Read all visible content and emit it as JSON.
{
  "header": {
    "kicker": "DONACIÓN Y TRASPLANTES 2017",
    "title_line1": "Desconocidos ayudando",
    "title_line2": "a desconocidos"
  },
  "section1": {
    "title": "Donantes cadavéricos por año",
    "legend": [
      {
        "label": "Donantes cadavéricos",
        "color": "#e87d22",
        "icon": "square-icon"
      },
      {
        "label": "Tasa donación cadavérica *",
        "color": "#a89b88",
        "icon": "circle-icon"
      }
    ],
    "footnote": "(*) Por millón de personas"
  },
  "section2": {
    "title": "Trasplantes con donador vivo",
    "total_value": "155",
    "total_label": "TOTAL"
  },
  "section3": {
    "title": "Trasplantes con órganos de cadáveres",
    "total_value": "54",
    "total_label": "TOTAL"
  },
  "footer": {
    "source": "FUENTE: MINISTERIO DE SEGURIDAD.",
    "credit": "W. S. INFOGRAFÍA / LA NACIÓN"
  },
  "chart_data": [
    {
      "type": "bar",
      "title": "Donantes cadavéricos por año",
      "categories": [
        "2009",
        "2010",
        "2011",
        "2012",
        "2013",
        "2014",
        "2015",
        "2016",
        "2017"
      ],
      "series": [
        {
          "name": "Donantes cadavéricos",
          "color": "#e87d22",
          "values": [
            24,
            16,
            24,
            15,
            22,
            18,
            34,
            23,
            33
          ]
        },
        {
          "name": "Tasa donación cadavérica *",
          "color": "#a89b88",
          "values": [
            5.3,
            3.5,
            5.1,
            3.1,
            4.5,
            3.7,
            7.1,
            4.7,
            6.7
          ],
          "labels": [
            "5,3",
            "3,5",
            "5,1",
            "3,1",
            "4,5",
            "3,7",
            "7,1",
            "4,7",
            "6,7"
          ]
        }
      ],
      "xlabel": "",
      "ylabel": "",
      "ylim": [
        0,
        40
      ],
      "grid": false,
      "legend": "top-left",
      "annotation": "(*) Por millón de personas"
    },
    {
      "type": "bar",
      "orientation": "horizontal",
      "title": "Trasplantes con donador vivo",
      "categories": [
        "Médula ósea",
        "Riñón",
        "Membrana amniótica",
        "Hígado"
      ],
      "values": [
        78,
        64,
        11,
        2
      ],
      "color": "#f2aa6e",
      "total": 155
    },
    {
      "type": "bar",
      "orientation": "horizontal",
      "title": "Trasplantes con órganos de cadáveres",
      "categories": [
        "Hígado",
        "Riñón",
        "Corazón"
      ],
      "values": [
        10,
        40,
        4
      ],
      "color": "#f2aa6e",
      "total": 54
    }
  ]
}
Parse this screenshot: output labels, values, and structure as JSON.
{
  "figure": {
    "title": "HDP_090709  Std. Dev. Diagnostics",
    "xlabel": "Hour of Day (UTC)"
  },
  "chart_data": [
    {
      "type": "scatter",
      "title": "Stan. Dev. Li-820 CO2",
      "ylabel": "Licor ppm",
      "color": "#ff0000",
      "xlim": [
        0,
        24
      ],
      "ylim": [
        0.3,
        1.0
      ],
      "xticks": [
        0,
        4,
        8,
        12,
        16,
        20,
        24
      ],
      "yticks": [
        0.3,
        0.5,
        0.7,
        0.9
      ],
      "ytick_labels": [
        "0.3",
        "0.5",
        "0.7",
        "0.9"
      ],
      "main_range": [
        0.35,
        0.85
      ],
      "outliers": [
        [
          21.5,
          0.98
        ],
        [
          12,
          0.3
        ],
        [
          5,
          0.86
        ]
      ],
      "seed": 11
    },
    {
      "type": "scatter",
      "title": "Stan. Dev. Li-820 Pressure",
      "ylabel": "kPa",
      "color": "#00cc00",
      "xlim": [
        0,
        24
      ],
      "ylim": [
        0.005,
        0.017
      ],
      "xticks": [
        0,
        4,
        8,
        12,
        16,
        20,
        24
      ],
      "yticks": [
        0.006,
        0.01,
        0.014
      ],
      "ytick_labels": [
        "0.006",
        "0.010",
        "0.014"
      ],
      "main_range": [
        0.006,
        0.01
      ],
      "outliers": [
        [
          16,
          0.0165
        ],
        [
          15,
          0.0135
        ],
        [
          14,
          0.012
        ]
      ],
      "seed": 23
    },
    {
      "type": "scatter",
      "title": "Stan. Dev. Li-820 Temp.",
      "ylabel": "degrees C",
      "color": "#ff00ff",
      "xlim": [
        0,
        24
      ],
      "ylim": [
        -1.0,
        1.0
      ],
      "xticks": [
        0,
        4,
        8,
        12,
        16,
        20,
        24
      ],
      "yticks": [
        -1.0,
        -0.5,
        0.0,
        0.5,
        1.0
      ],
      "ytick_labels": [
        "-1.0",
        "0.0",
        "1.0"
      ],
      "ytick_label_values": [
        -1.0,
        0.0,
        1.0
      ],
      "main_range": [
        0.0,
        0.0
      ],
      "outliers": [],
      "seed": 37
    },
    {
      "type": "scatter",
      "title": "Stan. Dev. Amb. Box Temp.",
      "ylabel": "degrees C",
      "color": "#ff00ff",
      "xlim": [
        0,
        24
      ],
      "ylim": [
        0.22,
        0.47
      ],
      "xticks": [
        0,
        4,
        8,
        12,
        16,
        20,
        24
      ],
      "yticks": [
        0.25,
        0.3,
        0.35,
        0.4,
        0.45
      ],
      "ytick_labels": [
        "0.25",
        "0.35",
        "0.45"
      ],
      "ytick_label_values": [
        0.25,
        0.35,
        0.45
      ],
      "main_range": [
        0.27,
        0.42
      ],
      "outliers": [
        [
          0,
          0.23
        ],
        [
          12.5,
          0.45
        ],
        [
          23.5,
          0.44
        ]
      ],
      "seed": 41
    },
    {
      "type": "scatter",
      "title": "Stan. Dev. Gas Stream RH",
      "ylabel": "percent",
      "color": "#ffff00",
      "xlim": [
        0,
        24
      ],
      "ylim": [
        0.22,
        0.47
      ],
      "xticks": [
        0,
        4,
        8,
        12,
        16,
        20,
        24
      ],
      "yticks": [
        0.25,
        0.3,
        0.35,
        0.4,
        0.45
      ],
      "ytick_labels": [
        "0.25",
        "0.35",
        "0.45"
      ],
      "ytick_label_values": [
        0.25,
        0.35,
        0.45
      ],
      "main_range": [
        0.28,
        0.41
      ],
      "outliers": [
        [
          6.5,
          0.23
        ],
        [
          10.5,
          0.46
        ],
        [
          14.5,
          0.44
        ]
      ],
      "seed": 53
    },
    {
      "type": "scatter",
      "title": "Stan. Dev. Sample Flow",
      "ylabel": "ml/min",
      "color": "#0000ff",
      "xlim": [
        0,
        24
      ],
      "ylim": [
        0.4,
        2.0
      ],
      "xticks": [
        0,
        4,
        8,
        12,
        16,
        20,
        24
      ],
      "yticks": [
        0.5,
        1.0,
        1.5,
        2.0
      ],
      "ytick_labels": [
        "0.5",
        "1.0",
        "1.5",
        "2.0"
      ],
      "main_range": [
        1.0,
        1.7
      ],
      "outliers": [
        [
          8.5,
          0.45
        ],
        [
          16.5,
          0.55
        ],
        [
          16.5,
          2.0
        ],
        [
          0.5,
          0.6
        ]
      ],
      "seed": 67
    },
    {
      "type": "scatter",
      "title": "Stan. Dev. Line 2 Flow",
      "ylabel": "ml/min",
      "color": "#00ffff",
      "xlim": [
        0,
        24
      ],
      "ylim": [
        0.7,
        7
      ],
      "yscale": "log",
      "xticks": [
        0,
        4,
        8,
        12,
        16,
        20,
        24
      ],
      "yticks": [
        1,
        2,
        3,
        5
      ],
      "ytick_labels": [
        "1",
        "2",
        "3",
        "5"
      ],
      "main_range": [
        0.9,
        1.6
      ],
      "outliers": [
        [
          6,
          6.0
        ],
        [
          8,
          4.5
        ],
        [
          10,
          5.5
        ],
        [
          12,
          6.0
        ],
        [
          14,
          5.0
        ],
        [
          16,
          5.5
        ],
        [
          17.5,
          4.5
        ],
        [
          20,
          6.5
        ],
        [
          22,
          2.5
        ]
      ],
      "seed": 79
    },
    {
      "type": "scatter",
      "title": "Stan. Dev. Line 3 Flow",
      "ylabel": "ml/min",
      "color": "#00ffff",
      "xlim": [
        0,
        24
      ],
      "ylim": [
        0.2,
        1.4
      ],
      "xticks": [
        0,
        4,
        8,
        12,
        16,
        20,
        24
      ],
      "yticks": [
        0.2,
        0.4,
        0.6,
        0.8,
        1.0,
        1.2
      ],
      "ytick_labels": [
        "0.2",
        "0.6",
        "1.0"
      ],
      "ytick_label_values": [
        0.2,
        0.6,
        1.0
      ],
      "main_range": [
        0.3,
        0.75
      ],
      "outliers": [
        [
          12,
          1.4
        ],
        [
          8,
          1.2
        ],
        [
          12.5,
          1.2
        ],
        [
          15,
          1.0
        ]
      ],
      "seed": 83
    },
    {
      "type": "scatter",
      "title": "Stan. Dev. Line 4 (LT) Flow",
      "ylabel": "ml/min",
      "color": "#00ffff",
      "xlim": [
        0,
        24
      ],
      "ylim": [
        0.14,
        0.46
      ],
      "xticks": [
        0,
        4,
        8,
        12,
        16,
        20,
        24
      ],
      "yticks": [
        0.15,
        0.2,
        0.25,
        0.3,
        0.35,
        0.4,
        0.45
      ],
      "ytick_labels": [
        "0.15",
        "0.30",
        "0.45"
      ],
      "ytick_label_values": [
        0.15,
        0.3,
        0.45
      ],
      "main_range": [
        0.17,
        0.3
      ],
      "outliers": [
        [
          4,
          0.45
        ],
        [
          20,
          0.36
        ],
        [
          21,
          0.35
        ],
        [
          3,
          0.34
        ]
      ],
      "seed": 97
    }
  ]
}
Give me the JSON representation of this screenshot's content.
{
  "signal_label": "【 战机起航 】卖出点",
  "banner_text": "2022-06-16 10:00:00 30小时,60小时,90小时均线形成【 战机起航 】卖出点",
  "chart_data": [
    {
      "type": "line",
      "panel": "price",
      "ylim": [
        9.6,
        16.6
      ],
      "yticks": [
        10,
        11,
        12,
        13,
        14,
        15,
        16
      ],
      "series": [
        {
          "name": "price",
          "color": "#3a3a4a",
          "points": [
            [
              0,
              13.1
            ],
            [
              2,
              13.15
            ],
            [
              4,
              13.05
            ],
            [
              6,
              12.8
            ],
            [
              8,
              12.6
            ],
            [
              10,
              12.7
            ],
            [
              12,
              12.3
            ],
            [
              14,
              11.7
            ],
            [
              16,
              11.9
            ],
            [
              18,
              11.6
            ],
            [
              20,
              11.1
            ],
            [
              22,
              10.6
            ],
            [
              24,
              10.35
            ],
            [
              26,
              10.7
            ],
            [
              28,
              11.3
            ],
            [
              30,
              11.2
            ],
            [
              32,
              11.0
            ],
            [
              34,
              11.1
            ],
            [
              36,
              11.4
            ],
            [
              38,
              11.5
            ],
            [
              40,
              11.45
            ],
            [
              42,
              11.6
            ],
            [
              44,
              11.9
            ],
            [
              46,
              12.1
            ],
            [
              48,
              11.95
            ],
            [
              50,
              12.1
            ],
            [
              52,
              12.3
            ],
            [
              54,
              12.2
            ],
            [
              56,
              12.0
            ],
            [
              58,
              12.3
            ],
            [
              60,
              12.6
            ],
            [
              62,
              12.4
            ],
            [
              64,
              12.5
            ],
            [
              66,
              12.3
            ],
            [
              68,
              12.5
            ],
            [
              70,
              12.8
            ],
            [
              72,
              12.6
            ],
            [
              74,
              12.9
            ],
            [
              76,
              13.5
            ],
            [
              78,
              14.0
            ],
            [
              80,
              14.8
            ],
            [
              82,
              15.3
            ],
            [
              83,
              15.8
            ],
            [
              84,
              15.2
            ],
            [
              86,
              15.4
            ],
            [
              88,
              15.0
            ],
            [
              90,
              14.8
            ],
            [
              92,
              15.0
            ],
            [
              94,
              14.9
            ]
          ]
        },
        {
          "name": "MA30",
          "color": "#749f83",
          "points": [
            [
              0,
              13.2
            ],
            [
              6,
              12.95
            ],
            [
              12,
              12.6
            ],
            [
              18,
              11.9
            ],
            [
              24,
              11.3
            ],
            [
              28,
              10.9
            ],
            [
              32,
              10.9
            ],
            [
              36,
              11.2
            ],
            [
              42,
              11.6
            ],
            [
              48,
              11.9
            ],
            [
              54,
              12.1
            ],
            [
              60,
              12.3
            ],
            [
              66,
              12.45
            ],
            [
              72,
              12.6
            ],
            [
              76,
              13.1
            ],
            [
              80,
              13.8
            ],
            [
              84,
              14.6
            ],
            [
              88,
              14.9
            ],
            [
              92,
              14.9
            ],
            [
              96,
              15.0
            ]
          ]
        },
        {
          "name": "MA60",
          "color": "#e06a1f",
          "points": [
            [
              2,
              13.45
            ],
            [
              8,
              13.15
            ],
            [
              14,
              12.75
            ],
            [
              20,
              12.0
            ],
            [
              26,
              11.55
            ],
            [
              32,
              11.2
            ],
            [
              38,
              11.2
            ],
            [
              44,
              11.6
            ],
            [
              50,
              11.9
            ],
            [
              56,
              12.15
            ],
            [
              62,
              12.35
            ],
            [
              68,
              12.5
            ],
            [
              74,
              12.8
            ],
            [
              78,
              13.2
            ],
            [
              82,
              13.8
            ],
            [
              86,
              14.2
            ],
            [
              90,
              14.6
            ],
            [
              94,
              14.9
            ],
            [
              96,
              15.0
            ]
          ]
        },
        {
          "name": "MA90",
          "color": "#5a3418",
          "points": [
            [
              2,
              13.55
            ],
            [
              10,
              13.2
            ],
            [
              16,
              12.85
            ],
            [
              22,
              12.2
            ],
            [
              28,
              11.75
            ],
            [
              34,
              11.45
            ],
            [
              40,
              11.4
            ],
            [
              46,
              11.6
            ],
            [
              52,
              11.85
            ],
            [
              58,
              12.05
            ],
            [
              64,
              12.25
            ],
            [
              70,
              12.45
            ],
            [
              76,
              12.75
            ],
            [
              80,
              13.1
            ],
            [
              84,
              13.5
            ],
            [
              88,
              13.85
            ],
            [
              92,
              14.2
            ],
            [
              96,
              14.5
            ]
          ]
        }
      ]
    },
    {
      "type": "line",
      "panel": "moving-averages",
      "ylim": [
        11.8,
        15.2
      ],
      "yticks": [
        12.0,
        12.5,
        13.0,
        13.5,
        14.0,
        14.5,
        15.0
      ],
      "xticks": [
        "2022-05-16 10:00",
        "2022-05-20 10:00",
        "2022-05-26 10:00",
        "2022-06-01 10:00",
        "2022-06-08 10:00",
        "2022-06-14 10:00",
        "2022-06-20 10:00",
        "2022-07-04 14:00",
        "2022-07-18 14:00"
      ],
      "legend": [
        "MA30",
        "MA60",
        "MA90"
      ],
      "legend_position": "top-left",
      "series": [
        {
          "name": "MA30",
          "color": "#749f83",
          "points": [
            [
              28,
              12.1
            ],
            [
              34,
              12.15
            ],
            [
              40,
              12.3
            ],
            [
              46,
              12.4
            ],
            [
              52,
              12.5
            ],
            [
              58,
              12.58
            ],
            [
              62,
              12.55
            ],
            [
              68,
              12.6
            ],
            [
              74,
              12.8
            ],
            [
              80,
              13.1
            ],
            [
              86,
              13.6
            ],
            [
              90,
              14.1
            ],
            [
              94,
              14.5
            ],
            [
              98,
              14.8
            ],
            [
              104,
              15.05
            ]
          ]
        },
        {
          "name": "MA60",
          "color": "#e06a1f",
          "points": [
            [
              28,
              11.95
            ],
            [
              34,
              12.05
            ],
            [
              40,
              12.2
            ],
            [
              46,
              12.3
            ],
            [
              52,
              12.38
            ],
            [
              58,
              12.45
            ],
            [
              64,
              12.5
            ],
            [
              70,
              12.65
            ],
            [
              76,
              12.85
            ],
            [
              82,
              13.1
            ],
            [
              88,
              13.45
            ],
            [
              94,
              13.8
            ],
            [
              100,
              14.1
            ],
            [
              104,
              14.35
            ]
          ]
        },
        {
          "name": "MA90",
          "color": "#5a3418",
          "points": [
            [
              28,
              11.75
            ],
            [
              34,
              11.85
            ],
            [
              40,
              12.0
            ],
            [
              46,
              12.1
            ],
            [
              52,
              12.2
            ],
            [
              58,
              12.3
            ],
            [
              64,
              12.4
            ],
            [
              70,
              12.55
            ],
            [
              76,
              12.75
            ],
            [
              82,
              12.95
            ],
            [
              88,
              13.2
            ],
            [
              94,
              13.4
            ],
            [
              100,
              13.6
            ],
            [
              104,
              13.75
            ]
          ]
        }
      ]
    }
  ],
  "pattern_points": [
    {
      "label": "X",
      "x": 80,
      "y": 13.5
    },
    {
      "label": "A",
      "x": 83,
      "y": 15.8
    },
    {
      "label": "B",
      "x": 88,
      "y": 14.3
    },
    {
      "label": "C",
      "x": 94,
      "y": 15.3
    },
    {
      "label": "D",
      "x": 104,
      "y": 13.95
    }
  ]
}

* [WHAT YOU NEED TO DO]: Search the preceding listing for the word "vivo" and pull out every line that holds it.

* [SOLUTION TO THE EXERCISE]:
    "title": "Trasplantes con donador vivo",
      "title": "Trasplantes con donador vivo",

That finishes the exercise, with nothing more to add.